▸ **Dataset content**
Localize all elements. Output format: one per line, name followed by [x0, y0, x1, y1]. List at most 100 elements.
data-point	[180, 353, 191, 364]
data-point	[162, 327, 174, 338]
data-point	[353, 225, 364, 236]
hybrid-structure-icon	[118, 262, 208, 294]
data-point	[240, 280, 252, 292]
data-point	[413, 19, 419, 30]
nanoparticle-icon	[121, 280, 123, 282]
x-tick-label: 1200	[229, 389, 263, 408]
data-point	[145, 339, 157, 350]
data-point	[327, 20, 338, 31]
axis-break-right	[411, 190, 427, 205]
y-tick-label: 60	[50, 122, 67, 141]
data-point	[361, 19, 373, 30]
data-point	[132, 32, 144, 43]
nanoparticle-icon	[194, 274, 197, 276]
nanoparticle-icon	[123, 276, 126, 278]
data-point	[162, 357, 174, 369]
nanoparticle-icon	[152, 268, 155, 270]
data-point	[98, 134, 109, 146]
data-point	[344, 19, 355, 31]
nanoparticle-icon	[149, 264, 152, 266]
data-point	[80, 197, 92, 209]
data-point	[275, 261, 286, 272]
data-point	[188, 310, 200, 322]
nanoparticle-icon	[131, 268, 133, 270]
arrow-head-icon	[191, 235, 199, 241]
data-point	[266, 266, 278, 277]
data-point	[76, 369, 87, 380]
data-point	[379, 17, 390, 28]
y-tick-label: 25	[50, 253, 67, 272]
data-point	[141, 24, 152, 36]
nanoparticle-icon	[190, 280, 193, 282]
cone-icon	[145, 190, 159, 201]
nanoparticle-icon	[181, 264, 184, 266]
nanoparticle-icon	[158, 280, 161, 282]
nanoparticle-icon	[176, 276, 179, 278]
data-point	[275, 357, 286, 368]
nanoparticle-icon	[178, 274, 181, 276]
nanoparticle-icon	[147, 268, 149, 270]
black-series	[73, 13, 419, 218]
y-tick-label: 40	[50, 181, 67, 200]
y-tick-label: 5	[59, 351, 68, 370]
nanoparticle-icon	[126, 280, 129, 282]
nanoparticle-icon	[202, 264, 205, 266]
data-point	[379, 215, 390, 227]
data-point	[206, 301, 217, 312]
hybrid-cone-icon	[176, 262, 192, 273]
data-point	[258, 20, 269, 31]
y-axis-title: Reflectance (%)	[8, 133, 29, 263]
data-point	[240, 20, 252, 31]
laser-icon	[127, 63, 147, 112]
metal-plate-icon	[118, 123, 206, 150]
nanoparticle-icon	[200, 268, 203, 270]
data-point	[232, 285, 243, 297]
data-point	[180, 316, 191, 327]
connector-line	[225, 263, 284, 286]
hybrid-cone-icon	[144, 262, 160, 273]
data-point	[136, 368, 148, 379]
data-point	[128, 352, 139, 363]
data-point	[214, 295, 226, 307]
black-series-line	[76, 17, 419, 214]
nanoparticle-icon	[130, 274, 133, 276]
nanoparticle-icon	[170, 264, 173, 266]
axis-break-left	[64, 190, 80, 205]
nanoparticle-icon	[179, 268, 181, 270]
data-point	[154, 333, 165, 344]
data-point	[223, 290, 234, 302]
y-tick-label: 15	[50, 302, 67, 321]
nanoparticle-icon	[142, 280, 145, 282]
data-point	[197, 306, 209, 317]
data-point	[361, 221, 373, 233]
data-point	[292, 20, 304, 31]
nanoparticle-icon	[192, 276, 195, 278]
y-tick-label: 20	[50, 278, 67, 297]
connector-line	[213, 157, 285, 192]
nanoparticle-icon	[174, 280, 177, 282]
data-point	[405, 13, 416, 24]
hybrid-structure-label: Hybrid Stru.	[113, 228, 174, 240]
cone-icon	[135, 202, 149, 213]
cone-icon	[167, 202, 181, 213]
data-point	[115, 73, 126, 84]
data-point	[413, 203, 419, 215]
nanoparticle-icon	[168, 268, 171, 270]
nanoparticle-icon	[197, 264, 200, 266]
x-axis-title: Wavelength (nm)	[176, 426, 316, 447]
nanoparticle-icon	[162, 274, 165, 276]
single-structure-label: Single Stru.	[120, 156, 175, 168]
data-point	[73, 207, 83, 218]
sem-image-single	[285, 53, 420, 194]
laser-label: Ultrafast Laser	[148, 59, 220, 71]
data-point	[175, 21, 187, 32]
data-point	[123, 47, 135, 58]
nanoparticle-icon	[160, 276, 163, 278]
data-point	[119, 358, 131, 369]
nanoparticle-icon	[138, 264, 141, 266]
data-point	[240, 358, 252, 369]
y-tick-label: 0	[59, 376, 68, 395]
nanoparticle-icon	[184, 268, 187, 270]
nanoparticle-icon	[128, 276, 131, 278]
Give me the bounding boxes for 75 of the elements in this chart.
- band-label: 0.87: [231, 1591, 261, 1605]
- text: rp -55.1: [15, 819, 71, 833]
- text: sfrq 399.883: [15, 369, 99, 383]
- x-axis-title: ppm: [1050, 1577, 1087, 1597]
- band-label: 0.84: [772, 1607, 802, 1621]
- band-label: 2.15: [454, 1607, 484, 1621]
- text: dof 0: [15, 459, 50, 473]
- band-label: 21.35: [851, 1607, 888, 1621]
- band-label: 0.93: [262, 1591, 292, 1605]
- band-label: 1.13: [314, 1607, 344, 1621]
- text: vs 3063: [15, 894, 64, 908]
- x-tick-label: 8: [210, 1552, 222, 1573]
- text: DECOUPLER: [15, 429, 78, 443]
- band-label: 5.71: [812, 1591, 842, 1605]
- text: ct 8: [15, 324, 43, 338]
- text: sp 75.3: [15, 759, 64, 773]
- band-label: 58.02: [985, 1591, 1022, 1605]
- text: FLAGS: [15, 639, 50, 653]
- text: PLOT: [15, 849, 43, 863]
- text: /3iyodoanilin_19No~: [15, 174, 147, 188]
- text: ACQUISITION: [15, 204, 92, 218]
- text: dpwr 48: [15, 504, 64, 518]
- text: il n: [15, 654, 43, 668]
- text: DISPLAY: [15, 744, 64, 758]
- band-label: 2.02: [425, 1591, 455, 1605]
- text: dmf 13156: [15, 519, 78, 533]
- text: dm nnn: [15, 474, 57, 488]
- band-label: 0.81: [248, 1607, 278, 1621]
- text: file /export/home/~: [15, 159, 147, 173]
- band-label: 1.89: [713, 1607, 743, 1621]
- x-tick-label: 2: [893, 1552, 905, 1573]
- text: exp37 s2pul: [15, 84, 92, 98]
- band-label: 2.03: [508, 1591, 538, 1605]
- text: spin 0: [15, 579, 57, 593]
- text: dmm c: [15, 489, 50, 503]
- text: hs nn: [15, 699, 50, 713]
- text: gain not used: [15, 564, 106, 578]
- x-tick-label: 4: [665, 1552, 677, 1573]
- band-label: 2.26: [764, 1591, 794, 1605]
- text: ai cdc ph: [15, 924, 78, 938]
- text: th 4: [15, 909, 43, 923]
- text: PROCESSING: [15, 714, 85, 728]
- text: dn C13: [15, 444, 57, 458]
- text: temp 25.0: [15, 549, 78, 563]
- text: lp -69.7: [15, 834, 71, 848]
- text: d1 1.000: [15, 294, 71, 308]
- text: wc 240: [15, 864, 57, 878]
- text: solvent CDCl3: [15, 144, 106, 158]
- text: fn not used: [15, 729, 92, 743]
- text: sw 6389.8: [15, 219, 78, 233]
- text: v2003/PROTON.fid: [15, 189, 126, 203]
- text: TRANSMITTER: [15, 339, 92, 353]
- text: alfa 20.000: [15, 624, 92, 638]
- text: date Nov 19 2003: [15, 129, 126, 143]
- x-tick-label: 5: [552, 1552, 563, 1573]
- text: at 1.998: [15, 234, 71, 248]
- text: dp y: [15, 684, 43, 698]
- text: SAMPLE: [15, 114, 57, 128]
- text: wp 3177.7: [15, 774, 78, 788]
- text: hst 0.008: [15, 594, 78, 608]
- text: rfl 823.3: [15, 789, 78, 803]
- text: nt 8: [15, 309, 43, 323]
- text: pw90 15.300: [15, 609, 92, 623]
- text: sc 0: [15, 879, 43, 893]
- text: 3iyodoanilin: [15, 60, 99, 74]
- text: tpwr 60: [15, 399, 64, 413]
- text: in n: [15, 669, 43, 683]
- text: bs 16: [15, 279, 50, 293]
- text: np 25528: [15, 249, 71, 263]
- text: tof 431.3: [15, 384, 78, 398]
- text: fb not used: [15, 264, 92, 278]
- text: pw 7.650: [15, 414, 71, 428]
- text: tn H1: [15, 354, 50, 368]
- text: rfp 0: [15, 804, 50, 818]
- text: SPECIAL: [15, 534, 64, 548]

▸ **Aim**
Reproduce the material word for word, from its first line through the line containing "280, 252, 292]".

▸ **Answer to this exercise**
Localize all elements. Output format: one per line, name followed by [x0, y0, x1, y1]. List at most 100 elements.
data-point	[180, 353, 191, 364]
data-point	[162, 327, 174, 338]
data-point	[353, 225, 364, 236]
hybrid-structure-icon	[118, 262, 208, 294]
data-point	[240, 280, 252, 292]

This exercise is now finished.